◆ Supplied data ◆
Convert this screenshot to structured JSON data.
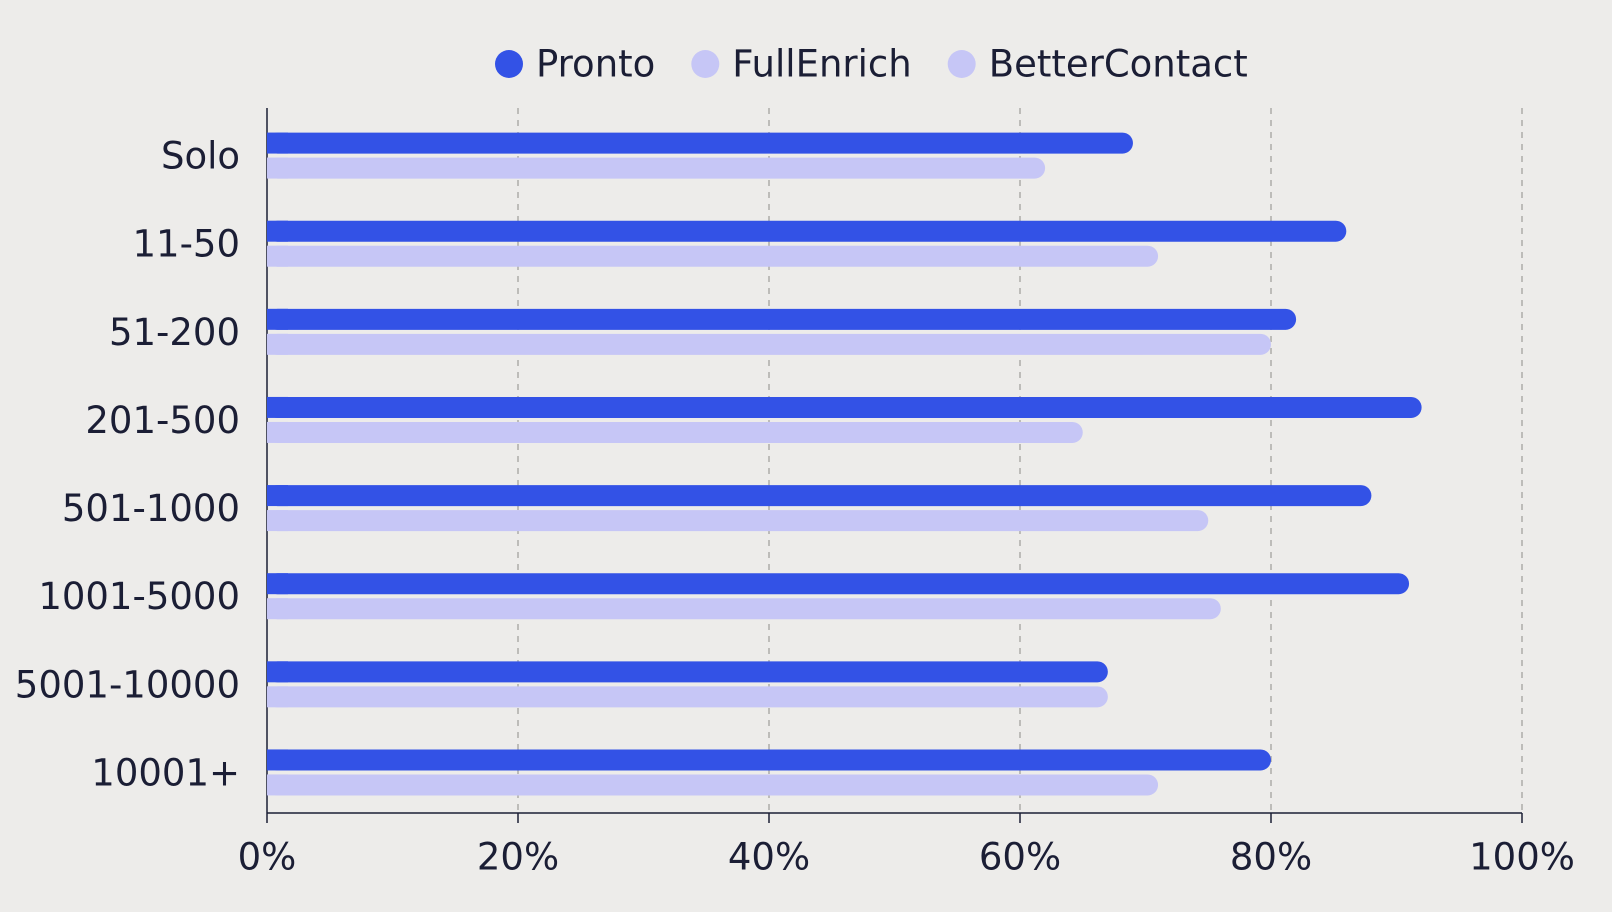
{
  "chart_data": {
    "type": "hbar",
    "categories": [
      "Solo",
      "11-50",
      "51-200",
      "201-500",
      "501-1000",
      "1001-5000",
      "5001-10000",
      "10001+"
    ],
    "series": [
      {
        "name": "Pronto",
        "color": "#3352e6",
        "values": [
          69,
          86,
          82,
          92,
          88,
          91,
          67,
          80
        ]
      },
      {
        "name": "FullEnrich",
        "color": "#c6c6f6",
        "values": [
          62,
          71,
          80,
          65,
          75,
          76,
          67,
          71
        ]
      },
      {
        "name": "BetterContact",
        "color": "#c6c6f6",
        "values": [
          null,
          null,
          null,
          null,
          null,
          null,
          null,
          null
        ]
      }
    ],
    "xlim": [
      0,
      100
    ],
    "xticks": [
      {
        "value": 0,
        "label": "0%"
      },
      {
        "value": 20,
        "label": "20%"
      },
      {
        "value": 40,
        "label": "40%"
      },
      {
        "value": 60,
        "label": "60%"
      },
      {
        "value": 80,
        "label": "80%"
      },
      {
        "value": 100,
        "label": "100%"
      }
    ],
    "grid": true,
    "legend": "top"
  }
}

◆ Work to complete ◆
Restate the full listing verbatim and drop every picture.

◆ Solution below ◆
Convert this screenshot to structured JSON data.
{
  "chart_data": {
    "type": "hbar",
    "categories": [
      "Solo",
      "11-50",
      "51-200",
      "201-500",
      "501-1000",
      "1001-5000",
      "5001-10000",
      "10001+"
    ],
    "series": [
      {
        "name": "Pronto",
        "color": "#3352e6",
        "values": [
          69,
          86,
          82,
          92,
          88,
          91,
          67,
          80
        ]
      },
      {
        "name": "FullEnrich",
        "color": "#c6c6f6",
        "values": [
          62,
          71,
          80,
          65,
          75,
          76,
          67,
          71
        ]
      },
      {
        "name": "BetterContact",
        "color": "#c6c6f6",
        "values": [
          null,
          null,
          null,
          null,
          null,
          null,
          null,
          null
        ]
      }
    ],
    "xlim": [
      0,
      100
    ],
    "xticks": [
      {
        "value": 0,
        "label": "0%"
      },
      {
        "value": 20,
        "label": "20%"
      },
      {
        "value": 40,
        "label": "40%"
      },
      {
        "value": 60,
        "label": "60%"
      },
      {
        "value": 80,
        "label": "80%"
      },
      {
        "value": 100,
        "label": "100%"
      }
    ],
    "grid": true,
    "legend": "top"
  }
}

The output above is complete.